TASK PROMPT: Gather all lines from the material that contain "Network".

LISTED ENTRIES:
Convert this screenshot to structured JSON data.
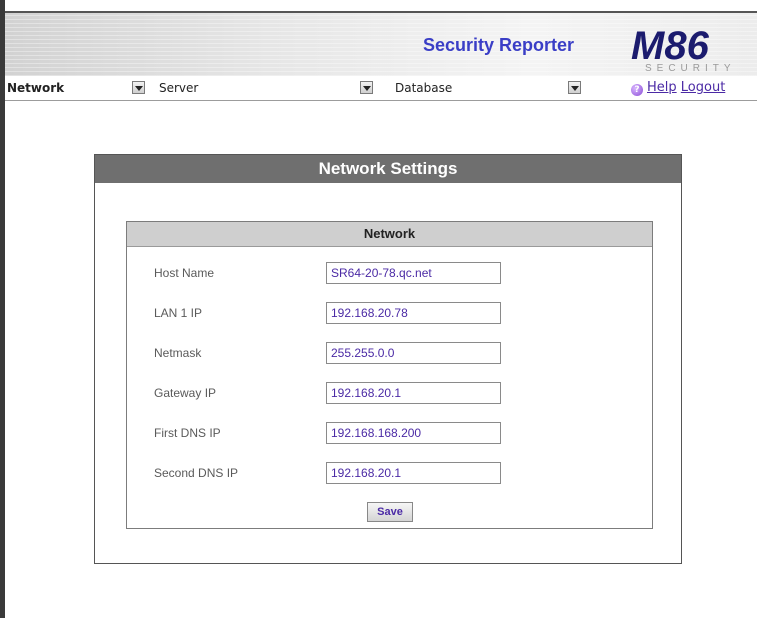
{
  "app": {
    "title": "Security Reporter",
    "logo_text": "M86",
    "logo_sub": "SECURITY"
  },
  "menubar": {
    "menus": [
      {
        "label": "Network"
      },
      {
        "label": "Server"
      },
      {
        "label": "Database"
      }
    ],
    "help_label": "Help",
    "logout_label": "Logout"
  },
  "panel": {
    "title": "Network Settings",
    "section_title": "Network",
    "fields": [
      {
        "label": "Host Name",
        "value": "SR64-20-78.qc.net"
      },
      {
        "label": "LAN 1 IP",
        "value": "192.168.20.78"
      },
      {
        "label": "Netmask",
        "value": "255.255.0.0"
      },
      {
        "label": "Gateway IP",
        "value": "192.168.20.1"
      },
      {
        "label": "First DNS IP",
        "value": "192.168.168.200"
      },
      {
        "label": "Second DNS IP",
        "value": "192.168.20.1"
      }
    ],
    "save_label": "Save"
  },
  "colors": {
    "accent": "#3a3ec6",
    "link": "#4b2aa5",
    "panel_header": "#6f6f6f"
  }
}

--

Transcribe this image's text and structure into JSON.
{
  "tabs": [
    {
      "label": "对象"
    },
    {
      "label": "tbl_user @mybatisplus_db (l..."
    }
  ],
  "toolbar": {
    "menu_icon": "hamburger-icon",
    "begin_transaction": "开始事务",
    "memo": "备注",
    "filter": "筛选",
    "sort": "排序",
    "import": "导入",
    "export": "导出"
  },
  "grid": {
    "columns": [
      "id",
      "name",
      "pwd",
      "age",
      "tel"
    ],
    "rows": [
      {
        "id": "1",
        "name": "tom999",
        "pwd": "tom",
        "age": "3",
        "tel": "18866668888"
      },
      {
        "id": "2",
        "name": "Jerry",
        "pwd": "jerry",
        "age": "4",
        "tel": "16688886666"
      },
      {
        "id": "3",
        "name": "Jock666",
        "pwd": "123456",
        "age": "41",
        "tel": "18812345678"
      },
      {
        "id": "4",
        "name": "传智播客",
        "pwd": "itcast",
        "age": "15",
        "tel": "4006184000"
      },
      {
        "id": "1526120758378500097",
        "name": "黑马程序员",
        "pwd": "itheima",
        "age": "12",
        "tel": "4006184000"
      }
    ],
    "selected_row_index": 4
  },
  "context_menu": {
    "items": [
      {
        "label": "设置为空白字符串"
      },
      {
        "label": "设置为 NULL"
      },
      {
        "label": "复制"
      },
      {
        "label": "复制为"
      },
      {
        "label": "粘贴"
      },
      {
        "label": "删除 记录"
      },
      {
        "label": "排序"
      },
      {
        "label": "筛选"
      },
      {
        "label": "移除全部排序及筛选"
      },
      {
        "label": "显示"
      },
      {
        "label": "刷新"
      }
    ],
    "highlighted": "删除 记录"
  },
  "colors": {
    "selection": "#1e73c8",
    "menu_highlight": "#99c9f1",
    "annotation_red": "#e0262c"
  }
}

COMPLETE RESPONSE:
        "label": "Network"
    "title": "Network Settings",
    "section_title": "Network",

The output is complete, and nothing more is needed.